Every line of the data that includes "text" should be copied out.

The data START

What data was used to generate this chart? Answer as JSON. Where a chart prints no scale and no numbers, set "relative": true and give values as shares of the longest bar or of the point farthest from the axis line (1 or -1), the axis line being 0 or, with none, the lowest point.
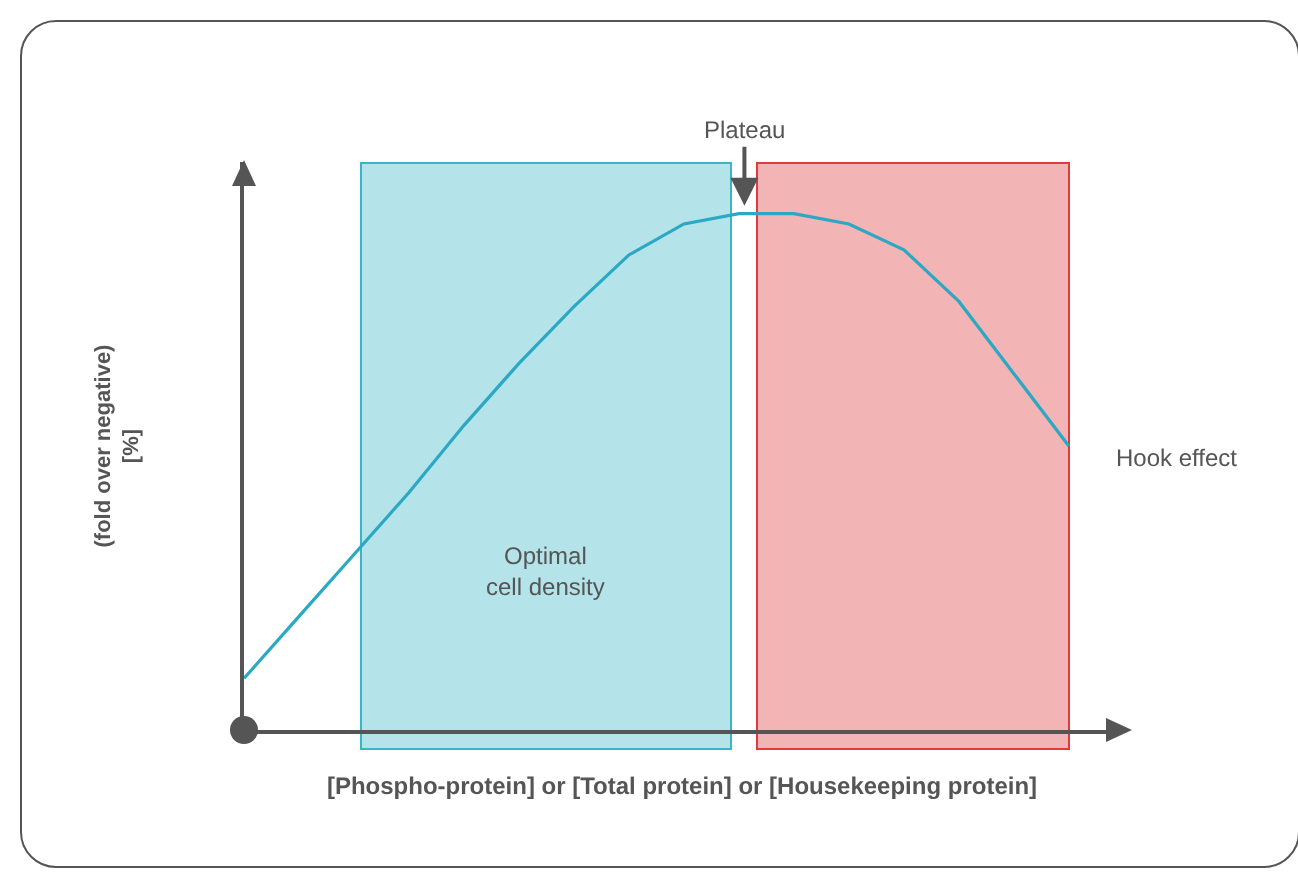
{
  "chart_data": {
    "type": "line",
    "relative": true,
    "xlabel": "[Phospho-protein] or [Total protein] or [Housekeeping protein]",
    "ylabel": "(fold over negative)\n[%]",
    "categories": [
      null,
      null,
      null,
      null,
      null,
      null,
      null,
      null,
      null,
      null,
      null,
      null,
      null,
      null,
      null,
      null
    ],
    "series": [
      {
        "color": "#2aa8c4",
        "values": [
          0.1,
          0.22,
          0.34,
          0.46,
          0.59,
          0.71,
          0.82,
          0.92,
          0.98,
          1,
          1,
          0.98,
          0.93,
          0.83,
          0.69,
          0.55
        ]
      }
    ],
    "annotations": [
      "Optimal cell density",
      "Plateau",
      "Hook effect"
    ],
    "marker": "none",
    "line_style": "solid"
  }
}
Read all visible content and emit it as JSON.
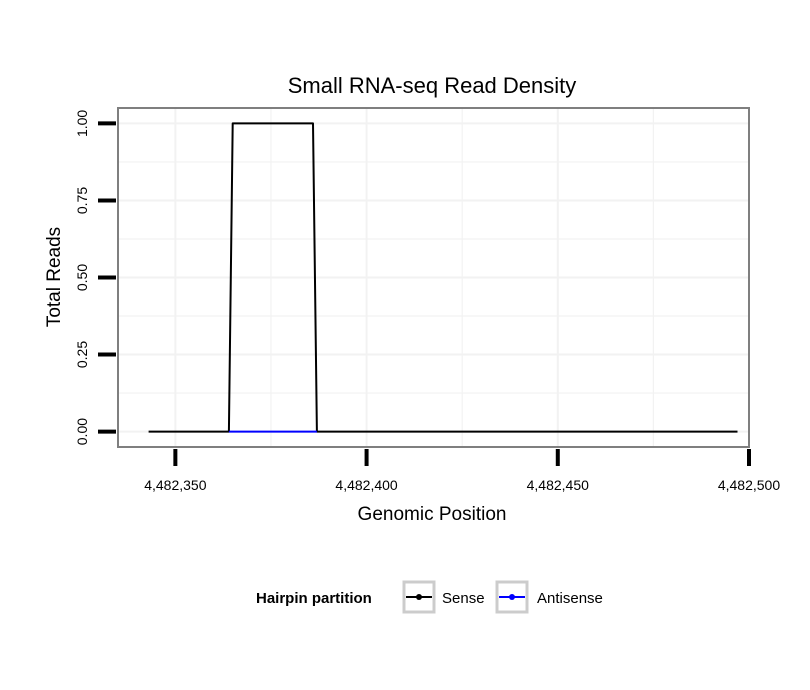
{
  "chart_data": {
    "type": "line",
    "title": "Small RNA-seq Read Density",
    "xlabel": "Genomic Position",
    "ylabel": "Total Reads",
    "xlim": [
      4482335,
      4482500
    ],
    "ylim": [
      -0.05,
      1.05
    ],
    "x_ticks": [
      4482350,
      4482400,
      4482450,
      4482500
    ],
    "x_tick_labels": [
      "4,482,350",
      "4,482,400",
      "4,482,450",
      "4,482,500"
    ],
    "y_ticks": [
      0,
      0.25,
      0.5,
      0.75,
      1.0
    ],
    "y_tick_labels": [
      "0.00",
      "0.25",
      "0.50",
      "0.75",
      "1.00"
    ],
    "grid": true,
    "legend": {
      "title": "Hairpin partition",
      "position": "bottom",
      "entries": [
        "Sense",
        "Antisense"
      ]
    },
    "series": [
      {
        "name": "Sense",
        "color": "#000000",
        "x": [
          4482343,
          4482364,
          4482365,
          4482386,
          4482387,
          4482497
        ],
        "y": [
          0,
          0,
          1,
          1,
          0,
          0
        ]
      },
      {
        "name": "Antisense",
        "color": "#0000ff",
        "x": [
          4482364,
          4482387
        ],
        "y": [
          0,
          0
        ]
      }
    ]
  }
}
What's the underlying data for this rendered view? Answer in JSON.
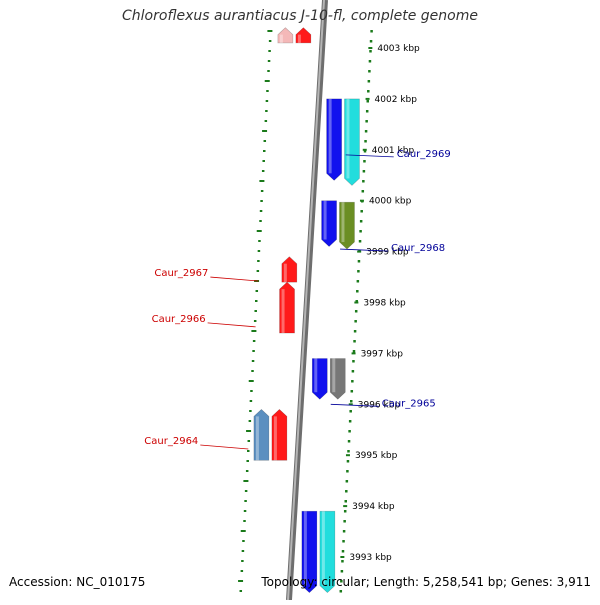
{
  "title": "Chloroflexus aurantiacus J-10-fl, complete genome",
  "footer": {
    "accession": "Accession: NC_010175",
    "topology": "Topology: circular; Length: 5,258,541 bp; Genes: 3,911"
  },
  "colors": {
    "backbone": "#8c8c8c",
    "dots": "#1a7a1a",
    "label_left": "#cc0000",
    "label_right": "#000099"
  },
  "chart_data": {
    "type": "genome-map",
    "unit": "kbp",
    "ticks": [
      {
        "label": "4003 kbp",
        "value": 4003
      },
      {
        "label": "4002 kbp",
        "value": 4002
      },
      {
        "label": "4001 kbp",
        "value": 4001
      },
      {
        "label": "4000 kbp",
        "value": 4000
      },
      {
        "label": "3999 kbp",
        "value": 3999
      },
      {
        "label": "3998 kbp",
        "value": 3998
      },
      {
        "label": "3997 kbp",
        "value": 3997
      },
      {
        "label": "3996 kbp",
        "value": 3996
      },
      {
        "label": "3995 kbp",
        "value": 3995
      },
      {
        "label": "3994 kbp",
        "value": 3994
      },
      {
        "label": "3993 kbp",
        "value": 3993
      }
    ],
    "genes": [
      {
        "id": "g-top-pink",
        "start": 4003.4,
        "end": 4003.1,
        "strand": "left",
        "lane": 0,
        "color": "#f4b8b8"
      },
      {
        "id": "g-top-red",
        "start": 4003.4,
        "end": 4003.1,
        "strand": "left",
        "lane": 1,
        "color": "#ff1a1a"
      },
      {
        "id": "g-blue-1",
        "start": 4002.0,
        "end": 4000.4,
        "strand": "right",
        "lane": 0,
        "color": "#1111ee"
      },
      {
        "id": "g-cyan-1",
        "start": 4002.0,
        "end": 4000.3,
        "strand": "right",
        "lane": 1,
        "color": "#22dddd"
      },
      {
        "id": "g-blue-2",
        "start": 4000.0,
        "end": 3999.1,
        "strand": "right",
        "lane": 0,
        "color": "#1111ee"
      },
      {
        "id": "g-olive",
        "start": 3999.97,
        "end": 3999.05,
        "strand": "right",
        "lane": 1,
        "color": "#6b8e23"
      },
      {
        "id": "g-red-2967",
        "start": 3998.4,
        "end": 3998.9,
        "strand": "left",
        "lane": 1,
        "color": "#ff1a1a"
      },
      {
        "id": "g-red-2966",
        "start": 3997.4,
        "end": 3998.4,
        "strand": "left",
        "lane": 1,
        "color": "#ff1a1a"
      },
      {
        "id": "g-blue-3",
        "start": 3996.9,
        "end": 3996.1,
        "strand": "right",
        "lane": 0,
        "color": "#1111ee"
      },
      {
        "id": "g-grey",
        "start": 3996.9,
        "end": 3996.1,
        "strand": "right",
        "lane": 1,
        "color": "#777777"
      },
      {
        "id": "g-steel",
        "start": 3994.9,
        "end": 3995.9,
        "strand": "left",
        "lane": 0,
        "color": "#5b8fc0"
      },
      {
        "id": "g-red-2964",
        "start": 3994.9,
        "end": 3995.9,
        "strand": "left",
        "lane": 1,
        "color": "#ff1a1a"
      },
      {
        "id": "g-blue-4",
        "start": 3993.9,
        "end": 3992.3,
        "strand": "right",
        "lane": 0,
        "color": "#1111ee"
      },
      {
        "id": "g-cyan-2",
        "start": 3993.9,
        "end": 3992.3,
        "strand": "right",
        "lane": 1,
        "color": "#22dddd"
      }
    ],
    "labels": [
      {
        "text": "Caur_2969",
        "value": 4000.9,
        "side": "right"
      },
      {
        "text": "Caur_2968",
        "value": 3999.05,
        "side": "right"
      },
      {
        "text": "Caur_2967",
        "value": 3998.5,
        "side": "left"
      },
      {
        "text": "Caur_2966",
        "value": 3997.6,
        "side": "left"
      },
      {
        "text": "Caur_2965",
        "value": 3996.0,
        "side": "right"
      },
      {
        "text": "Caur_2964",
        "value": 3995.2,
        "side": "left"
      }
    ]
  }
}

The data END

# [Reply to the task]
        "text": "Caur_2969",
        "text": "Caur_2968",
        "text": "Caur_2967",
        "text": "Caur_2966",
        "text": "Caur_2965",
        "text": "Caur_2964",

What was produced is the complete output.